- **PROVIDED DATA**

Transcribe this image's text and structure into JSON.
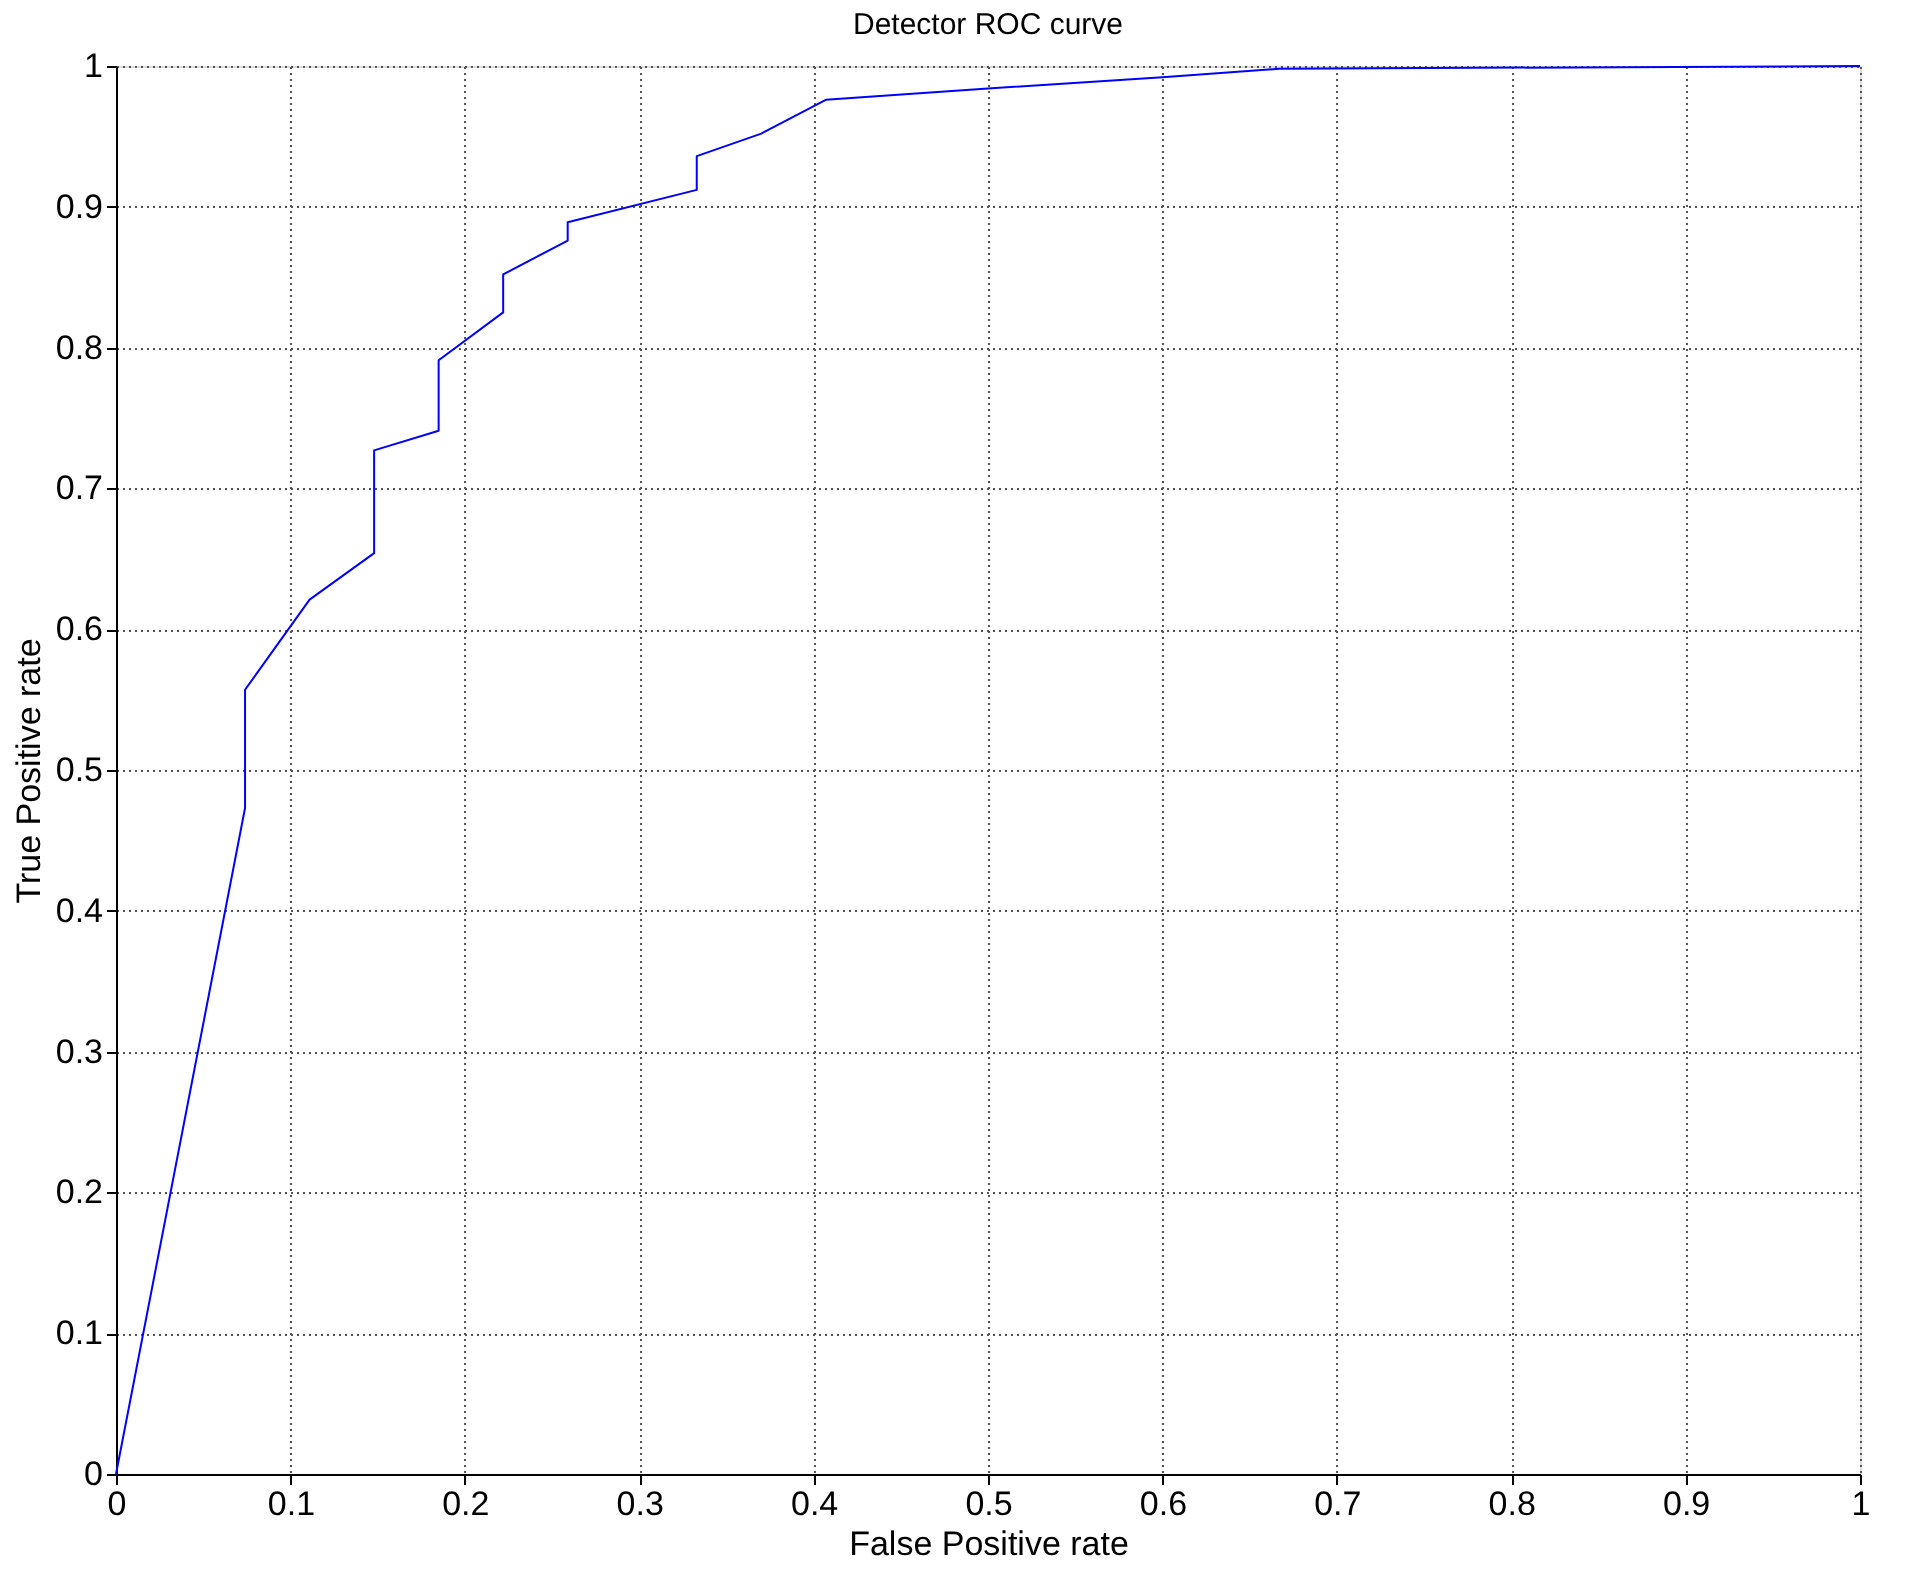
{
  "chart_data": {
    "type": "line",
    "title": "Detector ROC curve",
    "xlabel": "False Positive rate",
    "ylabel": "True Positive rate",
    "x": [
      0,
      0.074,
      0.074,
      0.111,
      0.148,
      0.148,
      0.185,
      0.185,
      0.222,
      0.222,
      0.259,
      0.259,
      0.333,
      0.333,
      0.37,
      0.407,
      0.5,
      0.6,
      0.667,
      1
    ],
    "series": [
      {
        "color": "#0000ff",
        "values": [
          0,
          0.473,
          0.557,
          0.621,
          0.654,
          0.727,
          0.741,
          0.791,
          0.825,
          0.852,
          0.876,
          0.889,
          0.912,
          0.936,
          0.952,
          0.976,
          0.984,
          0.992,
          0.998,
          1
        ]
      }
    ],
    "xlim": [
      0,
      1
    ],
    "ylim": [
      0,
      1
    ],
    "xticks": [
      0,
      0.1,
      0.2,
      0.3,
      0.4,
      0.5,
      0.6,
      0.7,
      0.8,
      0.9,
      1
    ],
    "yticks": [
      0,
      0.1,
      0.2,
      0.3,
      0.4,
      0.5,
      0.6,
      0.7,
      0.8,
      0.9,
      1
    ],
    "grid": true,
    "marker": "none",
    "line_style": "solid"
  }
}
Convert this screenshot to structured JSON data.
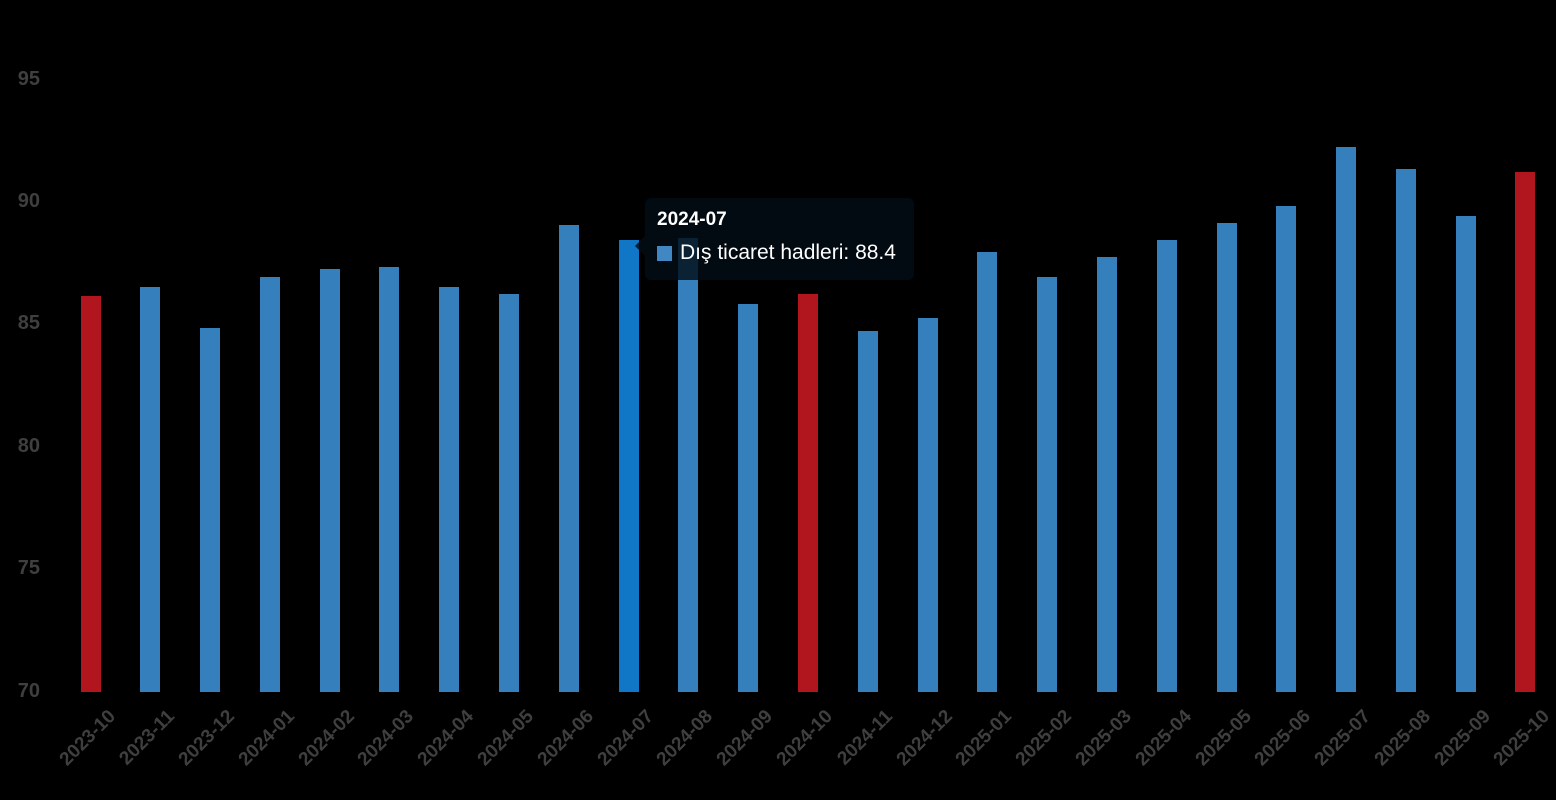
{
  "chart_data": {
    "type": "bar",
    "title": "",
    "series_name": "Dış ticaret hadleri",
    "categories": [
      "2023-10",
      "2023-11",
      "2023-12",
      "2024-01",
      "2024-02",
      "2024-03",
      "2024-04",
      "2024-05",
      "2024-06",
      "2024-07",
      "2024-08",
      "2024-09",
      "2024-10",
      "2024-11",
      "2024-12",
      "2025-01",
      "2025-02",
      "2025-03",
      "2025-04",
      "2025-05",
      "2025-06",
      "2025-07",
      "2025-08",
      "2025-09",
      "2025-10"
    ],
    "values": [
      86.1,
      86.5,
      84.8,
      86.9,
      87.2,
      87.3,
      86.5,
      86.2,
      89.0,
      88.4,
      88.5,
      85.8,
      86.2,
      84.7,
      85.2,
      87.9,
      86.9,
      87.7,
      88.4,
      89.1,
      89.8,
      92.2,
      91.3,
      89.4,
      91.2
    ],
    "yticks": [
      95,
      90,
      85,
      80,
      75,
      70
    ],
    "ylim": [
      70,
      95
    ],
    "grid": false,
    "legend": "none",
    "background_color": "#000000",
    "bar_color_default": "#3580bc",
    "bar_color_highlight": "#0f77c6",
    "bar_color_special": "#b1161f",
    "special_indices": [
      0,
      12,
      24
    ],
    "highlight_index": 9,
    "axis_label_color": "#3f3f3f"
  },
  "tooltip": {
    "header": "2024-07",
    "series_label": "Dış ticaret hadleri",
    "value": "88.4",
    "text": "Dış ticaret hadleri: 88.4",
    "marker_color": "#4187c4"
  }
}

- **STATED TASK**
Filter for "rate". Return all lines that hold it.

- **WRITTEN RESPONSE**
    "xlabel": "False Positive rate",
    "ylabel": "True Positive rate",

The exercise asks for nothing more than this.